EXERCISE GOAL
Output each line exactly as it appears, skipping any embedded picture.

Records from a data source
[Begin]

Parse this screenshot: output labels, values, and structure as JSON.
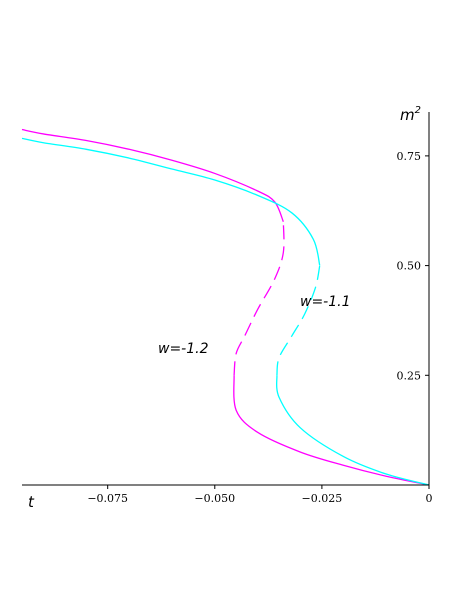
{
  "chart_data": {
    "type": "line",
    "xlabel": "t",
    "ylabel": "m",
    "ylabel_sup": "2",
    "xlim": [
      -0.095,
      0.0
    ],
    "ylim": [
      0.0,
      0.85
    ],
    "x_ticks": [
      {
        "value": -0.075,
        "label": "−0.075"
      },
      {
        "value": -0.05,
        "label": "−0.050"
      },
      {
        "value": -0.025,
        "label": "−0.025"
      },
      {
        "value": 0.0,
        "label": "0"
      }
    ],
    "y_ticks": [
      {
        "value": 0.25,
        "label": "0.25"
      },
      {
        "value": 0.5,
        "label": "0.50"
      },
      {
        "value": 0.75,
        "label": "0.75"
      }
    ],
    "grid": false,
    "series": [
      {
        "name": "w=-1.2",
        "color": "#ff00ff",
        "segments": [
          {
            "style": "solid",
            "points": [
              [
                0.0,
                0.0
              ],
              [
                -0.01,
                0.02
              ],
              [
                -0.02,
                0.045
              ],
              [
                -0.03,
                0.075
              ],
              [
                -0.04,
                0.12
              ],
              [
                -0.045,
                0.17
              ],
              [
                -0.0455,
                0.25
              ]
            ]
          },
          {
            "style": "dashed",
            "points": [
              [
                -0.0455,
                0.25
              ],
              [
                -0.045,
                0.3
              ],
              [
                -0.043,
                0.34
              ],
              [
                -0.04,
                0.4
              ],
              [
                -0.036,
                0.47
              ],
              [
                -0.034,
                0.53
              ],
              [
                -0.034,
                0.6
              ]
            ]
          },
          {
            "style": "solid",
            "points": [
              [
                -0.034,
                0.6
              ],
              [
                -0.036,
                0.645
              ],
              [
                -0.04,
                0.67
              ],
              [
                -0.05,
                0.71
              ],
              [
                -0.06,
                0.74
              ],
              [
                -0.07,
                0.765
              ],
              [
                -0.08,
                0.785
              ],
              [
                -0.09,
                0.8
              ],
              [
                -0.095,
                0.81
              ]
            ]
          }
        ]
      },
      {
        "name": "w=-1.1",
        "color": "#00ffff",
        "segments": [
          {
            "style": "solid",
            "points": [
              [
                0.0,
                0.0
              ],
              [
                -0.01,
                0.025
              ],
              [
                -0.02,
                0.065
              ],
              [
                -0.03,
                0.13
              ],
              [
                -0.035,
                0.2
              ],
              [
                -0.0355,
                0.25
              ]
            ]
          },
          {
            "style": "dashed",
            "points": [
              [
                -0.0355,
                0.25
              ],
              [
                -0.035,
                0.29
              ],
              [
                -0.032,
                0.34
              ],
              [
                -0.029,
                0.39
              ],
              [
                -0.0265,
                0.45
              ],
              [
                -0.0255,
                0.5
              ]
            ]
          },
          {
            "style": "solid",
            "points": [
              [
                -0.0255,
                0.5
              ],
              [
                -0.027,
                0.56
              ],
              [
                -0.032,
                0.62
              ],
              [
                -0.04,
                0.66
              ],
              [
                -0.05,
                0.695
              ],
              [
                -0.06,
                0.72
              ],
              [
                -0.07,
                0.745
              ],
              [
                -0.08,
                0.765
              ],
              [
                -0.09,
                0.78
              ],
              [
                -0.095,
                0.79
              ]
            ]
          }
        ]
      }
    ]
  }
}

[End]

IN RESPONSE
Parse this screenshot: output labels, values, and structure as JSON.
{
  "chart_data": {
    "type": "line",
    "xlabel": "t",
    "ylabel": "m",
    "ylabel_sup": "2",
    "xlim": [
      -0.095,
      0.0
    ],
    "ylim": [
      0.0,
      0.85
    ],
    "x_ticks": [
      {
        "value": -0.075,
        "label": "−0.075"
      },
      {
        "value": -0.05,
        "label": "−0.050"
      },
      {
        "value": -0.025,
        "label": "−0.025"
      },
      {
        "value": 0.0,
        "label": "0"
      }
    ],
    "y_ticks": [
      {
        "value": 0.25,
        "label": "0.25"
      },
      {
        "value": 0.5,
        "label": "0.50"
      },
      {
        "value": 0.75,
        "label": "0.75"
      }
    ],
    "grid": false,
    "series": [
      {
        "name": "w=-1.2",
        "color": "#ff00ff",
        "segments": [
          {
            "style": "solid",
            "points": [
              [
                0.0,
                0.0
              ],
              [
                -0.01,
                0.02
              ],
              [
                -0.02,
                0.045
              ],
              [
                -0.03,
                0.075
              ],
              [
                -0.04,
                0.12
              ],
              [
                -0.045,
                0.17
              ],
              [
                -0.0455,
                0.25
              ]
            ]
          },
          {
            "style": "dashed",
            "points": [
              [
                -0.0455,
                0.25
              ],
              [
                -0.045,
                0.3
              ],
              [
                -0.043,
                0.34
              ],
              [
                -0.04,
                0.4
              ],
              [
                -0.036,
                0.47
              ],
              [
                -0.034,
                0.53
              ],
              [
                -0.034,
                0.6
              ]
            ]
          },
          {
            "style": "solid",
            "points": [
              [
                -0.034,
                0.6
              ],
              [
                -0.036,
                0.645
              ],
              [
                -0.04,
                0.67
              ],
              [
                -0.05,
                0.71
              ],
              [
                -0.06,
                0.74
              ],
              [
                -0.07,
                0.765
              ],
              [
                -0.08,
                0.785
              ],
              [
                -0.09,
                0.8
              ],
              [
                -0.095,
                0.81
              ]
            ]
          }
        ]
      },
      {
        "name": "w=-1.1",
        "color": "#00ffff",
        "segments": [
          {
            "style": "solid",
            "points": [
              [
                0.0,
                0.0
              ],
              [
                -0.01,
                0.025
              ],
              [
                -0.02,
                0.065
              ],
              [
                -0.03,
                0.13
              ],
              [
                -0.035,
                0.2
              ],
              [
                -0.0355,
                0.25
              ]
            ]
          },
          {
            "style": "dashed",
            "points": [
              [
                -0.0355,
                0.25
              ],
              [
                -0.035,
                0.29
              ],
              [
                -0.032,
                0.34
              ],
              [
                -0.029,
                0.39
              ],
              [
                -0.0265,
                0.45
              ],
              [
                -0.0255,
                0.5
              ]
            ]
          },
          {
            "style": "solid",
            "points": [
              [
                -0.0255,
                0.5
              ],
              [
                -0.027,
                0.56
              ],
              [
                -0.032,
                0.62
              ],
              [
                -0.04,
                0.66
              ],
              [
                -0.05,
                0.695
              ],
              [
                -0.06,
                0.72
              ],
              [
                -0.07,
                0.745
              ],
              [
                -0.08,
                0.765
              ],
              [
                -0.09,
                0.78
              ],
              [
                -0.095,
                0.79
              ]
            ]
          }
        ]
      }
    ]
  }
}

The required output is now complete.